* _Data for the task_
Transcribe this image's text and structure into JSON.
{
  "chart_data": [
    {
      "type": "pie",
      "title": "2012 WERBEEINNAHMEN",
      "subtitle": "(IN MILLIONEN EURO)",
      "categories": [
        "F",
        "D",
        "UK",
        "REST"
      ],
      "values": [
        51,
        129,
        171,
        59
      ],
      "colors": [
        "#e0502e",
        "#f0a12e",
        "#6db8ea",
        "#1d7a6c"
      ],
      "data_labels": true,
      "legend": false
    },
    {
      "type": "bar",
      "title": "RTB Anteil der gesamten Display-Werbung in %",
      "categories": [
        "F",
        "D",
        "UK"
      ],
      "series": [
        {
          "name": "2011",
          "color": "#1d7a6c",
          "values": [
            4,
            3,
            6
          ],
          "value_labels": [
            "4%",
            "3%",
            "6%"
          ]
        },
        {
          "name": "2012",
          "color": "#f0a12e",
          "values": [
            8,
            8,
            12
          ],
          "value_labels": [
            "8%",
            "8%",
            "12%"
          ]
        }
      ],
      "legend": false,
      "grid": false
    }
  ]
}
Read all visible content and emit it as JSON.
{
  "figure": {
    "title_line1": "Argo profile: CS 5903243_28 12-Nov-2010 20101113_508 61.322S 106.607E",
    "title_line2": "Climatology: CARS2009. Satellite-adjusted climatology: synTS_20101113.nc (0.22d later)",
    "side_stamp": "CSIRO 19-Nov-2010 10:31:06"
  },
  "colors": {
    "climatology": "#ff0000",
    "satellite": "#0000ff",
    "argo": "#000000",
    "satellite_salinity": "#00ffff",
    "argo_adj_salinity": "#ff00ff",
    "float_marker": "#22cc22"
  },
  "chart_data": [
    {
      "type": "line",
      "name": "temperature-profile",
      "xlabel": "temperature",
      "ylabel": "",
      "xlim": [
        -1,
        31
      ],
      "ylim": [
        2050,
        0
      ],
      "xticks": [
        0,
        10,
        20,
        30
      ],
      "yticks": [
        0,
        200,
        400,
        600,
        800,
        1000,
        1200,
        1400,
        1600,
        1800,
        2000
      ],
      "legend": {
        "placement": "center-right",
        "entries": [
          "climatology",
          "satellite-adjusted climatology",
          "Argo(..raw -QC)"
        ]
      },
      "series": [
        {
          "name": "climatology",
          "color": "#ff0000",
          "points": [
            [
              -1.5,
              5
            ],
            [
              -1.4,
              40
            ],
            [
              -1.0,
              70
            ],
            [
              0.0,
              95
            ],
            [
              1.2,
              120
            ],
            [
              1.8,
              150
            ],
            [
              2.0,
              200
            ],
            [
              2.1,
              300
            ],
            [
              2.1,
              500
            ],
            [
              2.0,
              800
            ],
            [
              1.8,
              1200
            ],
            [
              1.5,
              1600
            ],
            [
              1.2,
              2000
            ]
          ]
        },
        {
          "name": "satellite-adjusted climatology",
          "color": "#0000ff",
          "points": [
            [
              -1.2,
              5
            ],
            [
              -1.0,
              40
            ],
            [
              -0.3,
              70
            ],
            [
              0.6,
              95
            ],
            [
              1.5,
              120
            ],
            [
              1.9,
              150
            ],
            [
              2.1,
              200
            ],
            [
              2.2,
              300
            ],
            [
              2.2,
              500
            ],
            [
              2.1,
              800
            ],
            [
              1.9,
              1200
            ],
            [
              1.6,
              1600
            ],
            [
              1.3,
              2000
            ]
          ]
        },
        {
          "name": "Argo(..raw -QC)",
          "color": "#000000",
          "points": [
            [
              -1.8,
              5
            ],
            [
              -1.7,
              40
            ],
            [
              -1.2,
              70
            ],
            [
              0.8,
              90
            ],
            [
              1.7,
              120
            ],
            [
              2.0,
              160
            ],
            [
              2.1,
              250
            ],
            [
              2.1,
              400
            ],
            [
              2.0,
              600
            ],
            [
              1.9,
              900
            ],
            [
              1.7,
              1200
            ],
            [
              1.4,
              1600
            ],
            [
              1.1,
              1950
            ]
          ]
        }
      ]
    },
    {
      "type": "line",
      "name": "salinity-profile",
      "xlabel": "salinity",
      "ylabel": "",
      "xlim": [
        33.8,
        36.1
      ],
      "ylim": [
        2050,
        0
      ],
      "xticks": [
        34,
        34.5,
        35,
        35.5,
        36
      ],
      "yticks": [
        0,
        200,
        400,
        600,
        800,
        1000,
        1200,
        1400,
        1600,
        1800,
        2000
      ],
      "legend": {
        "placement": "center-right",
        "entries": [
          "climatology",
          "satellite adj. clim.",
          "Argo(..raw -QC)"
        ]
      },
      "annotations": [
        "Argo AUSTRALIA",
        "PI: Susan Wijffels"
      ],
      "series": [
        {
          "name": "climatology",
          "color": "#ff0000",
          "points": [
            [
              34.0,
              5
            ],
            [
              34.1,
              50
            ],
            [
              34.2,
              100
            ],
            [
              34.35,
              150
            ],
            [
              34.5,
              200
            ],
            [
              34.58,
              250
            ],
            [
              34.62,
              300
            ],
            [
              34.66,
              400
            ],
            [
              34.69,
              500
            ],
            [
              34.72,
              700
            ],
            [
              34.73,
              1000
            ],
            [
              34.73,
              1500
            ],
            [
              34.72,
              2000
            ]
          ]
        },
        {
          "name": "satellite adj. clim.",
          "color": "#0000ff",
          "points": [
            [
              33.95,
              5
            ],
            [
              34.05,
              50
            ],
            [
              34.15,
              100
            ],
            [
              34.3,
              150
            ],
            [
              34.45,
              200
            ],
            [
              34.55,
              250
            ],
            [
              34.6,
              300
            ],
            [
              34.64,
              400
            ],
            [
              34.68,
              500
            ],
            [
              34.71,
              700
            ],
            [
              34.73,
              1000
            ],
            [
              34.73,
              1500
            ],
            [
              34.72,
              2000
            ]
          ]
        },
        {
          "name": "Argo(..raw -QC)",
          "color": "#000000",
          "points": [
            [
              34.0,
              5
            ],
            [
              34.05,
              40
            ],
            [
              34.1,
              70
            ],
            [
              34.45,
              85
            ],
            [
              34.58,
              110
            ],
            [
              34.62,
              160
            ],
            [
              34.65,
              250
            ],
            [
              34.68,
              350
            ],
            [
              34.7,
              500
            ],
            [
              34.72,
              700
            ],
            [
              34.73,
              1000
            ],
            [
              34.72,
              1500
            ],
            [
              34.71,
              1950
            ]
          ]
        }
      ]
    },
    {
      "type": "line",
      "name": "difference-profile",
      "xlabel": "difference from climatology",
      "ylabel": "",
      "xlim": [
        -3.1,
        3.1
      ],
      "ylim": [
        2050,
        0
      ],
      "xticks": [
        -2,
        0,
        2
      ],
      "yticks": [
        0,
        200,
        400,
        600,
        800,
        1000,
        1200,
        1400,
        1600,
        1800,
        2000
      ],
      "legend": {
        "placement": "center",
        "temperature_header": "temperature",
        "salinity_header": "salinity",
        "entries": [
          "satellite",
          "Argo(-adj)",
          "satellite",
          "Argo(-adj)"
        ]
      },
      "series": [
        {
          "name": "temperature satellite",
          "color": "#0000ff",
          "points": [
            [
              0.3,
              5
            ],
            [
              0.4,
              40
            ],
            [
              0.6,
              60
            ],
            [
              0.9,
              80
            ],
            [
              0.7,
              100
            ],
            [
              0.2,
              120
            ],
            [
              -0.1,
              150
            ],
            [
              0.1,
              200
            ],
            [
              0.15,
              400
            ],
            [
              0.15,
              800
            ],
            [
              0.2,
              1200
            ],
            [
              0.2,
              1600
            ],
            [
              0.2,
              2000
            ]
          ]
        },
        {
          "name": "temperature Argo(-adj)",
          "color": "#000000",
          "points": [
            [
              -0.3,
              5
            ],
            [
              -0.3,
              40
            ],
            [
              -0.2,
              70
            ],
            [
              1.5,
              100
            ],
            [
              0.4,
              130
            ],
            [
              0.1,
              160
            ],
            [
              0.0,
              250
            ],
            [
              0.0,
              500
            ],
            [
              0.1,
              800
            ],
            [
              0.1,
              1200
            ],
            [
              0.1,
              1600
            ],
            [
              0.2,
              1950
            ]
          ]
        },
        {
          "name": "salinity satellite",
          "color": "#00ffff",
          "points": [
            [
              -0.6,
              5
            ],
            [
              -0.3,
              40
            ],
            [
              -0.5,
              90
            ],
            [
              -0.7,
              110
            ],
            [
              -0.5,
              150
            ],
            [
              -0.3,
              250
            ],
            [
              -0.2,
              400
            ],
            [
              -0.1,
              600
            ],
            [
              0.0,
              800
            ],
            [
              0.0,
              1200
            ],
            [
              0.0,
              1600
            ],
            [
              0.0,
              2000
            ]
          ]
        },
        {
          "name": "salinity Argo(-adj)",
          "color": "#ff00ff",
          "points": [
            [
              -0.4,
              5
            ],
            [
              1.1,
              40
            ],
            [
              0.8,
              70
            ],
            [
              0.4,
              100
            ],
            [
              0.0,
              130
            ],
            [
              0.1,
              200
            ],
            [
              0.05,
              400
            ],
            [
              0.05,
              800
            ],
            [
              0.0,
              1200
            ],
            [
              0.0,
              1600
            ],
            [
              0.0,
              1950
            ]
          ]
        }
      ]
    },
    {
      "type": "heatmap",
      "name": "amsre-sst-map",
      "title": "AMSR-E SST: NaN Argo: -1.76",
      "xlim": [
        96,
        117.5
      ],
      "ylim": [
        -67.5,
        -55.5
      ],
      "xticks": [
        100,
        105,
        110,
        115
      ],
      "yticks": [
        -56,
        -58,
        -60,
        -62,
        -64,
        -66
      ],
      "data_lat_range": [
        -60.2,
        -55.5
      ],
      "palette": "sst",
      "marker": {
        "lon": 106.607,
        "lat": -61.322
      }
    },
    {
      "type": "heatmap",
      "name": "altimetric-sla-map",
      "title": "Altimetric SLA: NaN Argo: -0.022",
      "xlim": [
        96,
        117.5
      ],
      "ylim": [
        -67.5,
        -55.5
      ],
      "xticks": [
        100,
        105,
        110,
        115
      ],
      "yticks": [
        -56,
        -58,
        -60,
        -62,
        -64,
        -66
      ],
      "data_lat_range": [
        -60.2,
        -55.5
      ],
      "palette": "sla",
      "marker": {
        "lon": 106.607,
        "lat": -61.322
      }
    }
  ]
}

* _To be done_
Scan the material line by line and report each one that contains "difference".

* _Result of this exercise_
      "name": "difference-profile",
      "xlabel": "difference from climatology",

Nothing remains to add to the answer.